__SOURCE MATERIAL__

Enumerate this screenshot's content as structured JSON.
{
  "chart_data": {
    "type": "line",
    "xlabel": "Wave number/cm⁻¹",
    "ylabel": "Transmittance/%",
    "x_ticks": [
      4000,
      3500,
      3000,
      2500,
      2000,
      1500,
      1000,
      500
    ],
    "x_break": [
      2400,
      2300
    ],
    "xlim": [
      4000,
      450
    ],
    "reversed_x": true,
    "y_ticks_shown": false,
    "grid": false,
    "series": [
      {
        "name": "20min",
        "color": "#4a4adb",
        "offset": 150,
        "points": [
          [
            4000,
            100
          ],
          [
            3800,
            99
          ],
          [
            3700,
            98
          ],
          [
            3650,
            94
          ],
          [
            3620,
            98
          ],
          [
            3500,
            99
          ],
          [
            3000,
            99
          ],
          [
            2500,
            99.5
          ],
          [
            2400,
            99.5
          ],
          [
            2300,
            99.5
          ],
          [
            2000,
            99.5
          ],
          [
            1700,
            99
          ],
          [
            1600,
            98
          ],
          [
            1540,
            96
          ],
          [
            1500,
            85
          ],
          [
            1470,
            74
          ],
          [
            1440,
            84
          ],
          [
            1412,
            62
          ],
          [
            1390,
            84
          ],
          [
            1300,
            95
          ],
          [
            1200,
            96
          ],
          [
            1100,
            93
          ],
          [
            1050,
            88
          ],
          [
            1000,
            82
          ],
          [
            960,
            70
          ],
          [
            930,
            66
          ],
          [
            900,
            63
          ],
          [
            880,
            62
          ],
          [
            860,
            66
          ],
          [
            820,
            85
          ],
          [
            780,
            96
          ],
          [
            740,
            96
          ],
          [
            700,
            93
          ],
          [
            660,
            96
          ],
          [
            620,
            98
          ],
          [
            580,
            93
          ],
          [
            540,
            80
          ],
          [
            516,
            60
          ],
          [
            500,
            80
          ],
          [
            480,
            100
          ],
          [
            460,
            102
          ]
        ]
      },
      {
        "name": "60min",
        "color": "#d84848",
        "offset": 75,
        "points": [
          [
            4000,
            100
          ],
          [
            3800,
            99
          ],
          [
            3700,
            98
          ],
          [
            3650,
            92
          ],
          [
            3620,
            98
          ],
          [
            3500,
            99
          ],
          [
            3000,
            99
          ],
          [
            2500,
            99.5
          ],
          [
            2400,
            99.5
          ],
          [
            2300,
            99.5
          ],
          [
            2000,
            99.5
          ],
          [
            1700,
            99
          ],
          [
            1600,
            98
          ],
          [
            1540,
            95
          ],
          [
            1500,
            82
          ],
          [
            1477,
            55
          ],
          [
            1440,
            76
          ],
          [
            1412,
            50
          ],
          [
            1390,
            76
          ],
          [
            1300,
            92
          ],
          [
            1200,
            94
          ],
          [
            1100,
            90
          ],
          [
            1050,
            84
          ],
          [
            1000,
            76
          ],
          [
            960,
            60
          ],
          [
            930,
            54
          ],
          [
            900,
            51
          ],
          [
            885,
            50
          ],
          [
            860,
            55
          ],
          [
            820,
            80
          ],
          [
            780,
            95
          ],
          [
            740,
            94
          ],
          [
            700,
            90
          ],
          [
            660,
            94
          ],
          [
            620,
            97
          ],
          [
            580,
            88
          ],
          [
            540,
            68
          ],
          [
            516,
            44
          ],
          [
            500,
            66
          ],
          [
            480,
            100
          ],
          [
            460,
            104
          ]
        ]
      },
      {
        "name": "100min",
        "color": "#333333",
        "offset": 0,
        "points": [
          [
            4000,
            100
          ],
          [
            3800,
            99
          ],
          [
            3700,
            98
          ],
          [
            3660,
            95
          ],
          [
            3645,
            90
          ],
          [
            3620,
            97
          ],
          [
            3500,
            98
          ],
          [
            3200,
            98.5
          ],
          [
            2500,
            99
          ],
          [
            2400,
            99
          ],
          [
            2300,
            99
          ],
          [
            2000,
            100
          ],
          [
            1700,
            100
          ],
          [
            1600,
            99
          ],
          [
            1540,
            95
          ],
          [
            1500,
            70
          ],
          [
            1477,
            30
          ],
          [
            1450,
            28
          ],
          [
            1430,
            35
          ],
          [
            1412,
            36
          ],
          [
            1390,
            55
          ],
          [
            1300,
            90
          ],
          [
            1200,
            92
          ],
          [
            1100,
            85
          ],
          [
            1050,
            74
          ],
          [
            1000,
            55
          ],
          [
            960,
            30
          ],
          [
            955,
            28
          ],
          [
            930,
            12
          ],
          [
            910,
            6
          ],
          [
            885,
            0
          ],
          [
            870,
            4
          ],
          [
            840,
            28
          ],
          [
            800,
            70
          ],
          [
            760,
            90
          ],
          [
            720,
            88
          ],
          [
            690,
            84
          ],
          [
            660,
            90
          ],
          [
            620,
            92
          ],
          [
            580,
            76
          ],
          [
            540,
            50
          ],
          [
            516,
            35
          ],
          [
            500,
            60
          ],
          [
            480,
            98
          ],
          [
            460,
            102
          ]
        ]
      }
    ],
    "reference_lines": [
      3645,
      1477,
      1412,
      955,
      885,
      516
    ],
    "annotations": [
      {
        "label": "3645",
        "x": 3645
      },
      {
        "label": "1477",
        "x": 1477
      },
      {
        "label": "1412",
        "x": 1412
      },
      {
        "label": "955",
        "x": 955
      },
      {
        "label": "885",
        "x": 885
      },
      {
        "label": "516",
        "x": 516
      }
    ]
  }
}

__SET TASK__
Retype all of the material above with every character intact.

__SOLVED EXERCISE__
Enumerate this screenshot's content as structured JSON.
{
  "chart_data": {
    "type": "line",
    "xlabel": "Wave number/cm⁻¹",
    "ylabel": "Transmittance/%",
    "x_ticks": [
      4000,
      3500,
      3000,
      2500,
      2000,
      1500,
      1000,
      500
    ],
    "x_break": [
      2400,
      2300
    ],
    "xlim": [
      4000,
      450
    ],
    "reversed_x": true,
    "y_ticks_shown": false,
    "grid": false,
    "series": [
      {
        "name": "20min",
        "color": "#4a4adb",
        "offset": 150,
        "points": [
          [
            4000,
            100
          ],
          [
            3800,
            99
          ],
          [
            3700,
            98
          ],
          [
            3650,
            94
          ],
          [
            3620,
            98
          ],
          [
            3500,
            99
          ],
          [
            3000,
            99
          ],
          [
            2500,
            99.5
          ],
          [
            2400,
            99.5
          ],
          [
            2300,
            99.5
          ],
          [
            2000,
            99.5
          ],
          [
            1700,
            99
          ],
          [
            1600,
            98
          ],
          [
            1540,
            96
          ],
          [
            1500,
            85
          ],
          [
            1470,
            74
          ],
          [
            1440,
            84
          ],
          [
            1412,
            62
          ],
          [
            1390,
            84
          ],
          [
            1300,
            95
          ],
          [
            1200,
            96
          ],
          [
            1100,
            93
          ],
          [
            1050,
            88
          ],
          [
            1000,
            82
          ],
          [
            960,
            70
          ],
          [
            930,
            66
          ],
          [
            900,
            63
          ],
          [
            880,
            62
          ],
          [
            860,
            66
          ],
          [
            820,
            85
          ],
          [
            780,
            96
          ],
          [
            740,
            96
          ],
          [
            700,
            93
          ],
          [
            660,
            96
          ],
          [
            620,
            98
          ],
          [
            580,
            93
          ],
          [
            540,
            80
          ],
          [
            516,
            60
          ],
          [
            500,
            80
          ],
          [
            480,
            100
          ],
          [
            460,
            102
          ]
        ]
      },
      {
        "name": "60min",
        "color": "#d84848",
        "offset": 75,
        "points": [
          [
            4000,
            100
          ],
          [
            3800,
            99
          ],
          [
            3700,
            98
          ],
          [
            3650,
            92
          ],
          [
            3620,
            98
          ],
          [
            3500,
            99
          ],
          [
            3000,
            99
          ],
          [
            2500,
            99.5
          ],
          [
            2400,
            99.5
          ],
          [
            2300,
            99.5
          ],
          [
            2000,
            99.5
          ],
          [
            1700,
            99
          ],
          [
            1600,
            98
          ],
          [
            1540,
            95
          ],
          [
            1500,
            82
          ],
          [
            1477,
            55
          ],
          [
            1440,
            76
          ],
          [
            1412,
            50
          ],
          [
            1390,
            76
          ],
          [
            1300,
            92
          ],
          [
            1200,
            94
          ],
          [
            1100,
            90
          ],
          [
            1050,
            84
          ],
          [
            1000,
            76
          ],
          [
            960,
            60
          ],
          [
            930,
            54
          ],
          [
            900,
            51
          ],
          [
            885,
            50
          ],
          [
            860,
            55
          ],
          [
            820,
            80
          ],
          [
            780,
            95
          ],
          [
            740,
            94
          ],
          [
            700,
            90
          ],
          [
            660,
            94
          ],
          [
            620,
            97
          ],
          [
            580,
            88
          ],
          [
            540,
            68
          ],
          [
            516,
            44
          ],
          [
            500,
            66
          ],
          [
            480,
            100
          ],
          [
            460,
            104
          ]
        ]
      },
      {
        "name": "100min",
        "color": "#333333",
        "offset": 0,
        "points": [
          [
            4000,
            100
          ],
          [
            3800,
            99
          ],
          [
            3700,
            98
          ],
          [
            3660,
            95
          ],
          [
            3645,
            90
          ],
          [
            3620,
            97
          ],
          [
            3500,
            98
          ],
          [
            3200,
            98.5
          ],
          [
            2500,
            99
          ],
          [
            2400,
            99
          ],
          [
            2300,
            99
          ],
          [
            2000,
            100
          ],
          [
            1700,
            100
          ],
          [
            1600,
            99
          ],
          [
            1540,
            95
          ],
          [
            1500,
            70
          ],
          [
            1477,
            30
          ],
          [
            1450,
            28
          ],
          [
            1430,
            35
          ],
          [
            1412,
            36
          ],
          [
            1390,
            55
          ],
          [
            1300,
            90
          ],
          [
            1200,
            92
          ],
          [
            1100,
            85
          ],
          [
            1050,
            74
          ],
          [
            1000,
            55
          ],
          [
            960,
            30
          ],
          [
            955,
            28
          ],
          [
            930,
            12
          ],
          [
            910,
            6
          ],
          [
            885,
            0
          ],
          [
            870,
            4
          ],
          [
            840,
            28
          ],
          [
            800,
            70
          ],
          [
            760,
            90
          ],
          [
            720,
            88
          ],
          [
            690,
            84
          ],
          [
            660,
            90
          ],
          [
            620,
            92
          ],
          [
            580,
            76
          ],
          [
            540,
            50
          ],
          [
            516,
            35
          ],
          [
            500,
            60
          ],
          [
            480,
            98
          ],
          [
            460,
            102
          ]
        ]
      }
    ],
    "reference_lines": [
      3645,
      1477,
      1412,
      955,
      885,
      516
    ],
    "annotations": [
      {
        "label": "3645",
        "x": 3645
      },
      {
        "label": "1477",
        "x": 1477
      },
      {
        "label": "1412",
        "x": 1412
      },
      {
        "label": "955",
        "x": 955
      },
      {
        "label": "885",
        "x": 885
      },
      {
        "label": "516",
        "x": 516
      }
    ]
  }
}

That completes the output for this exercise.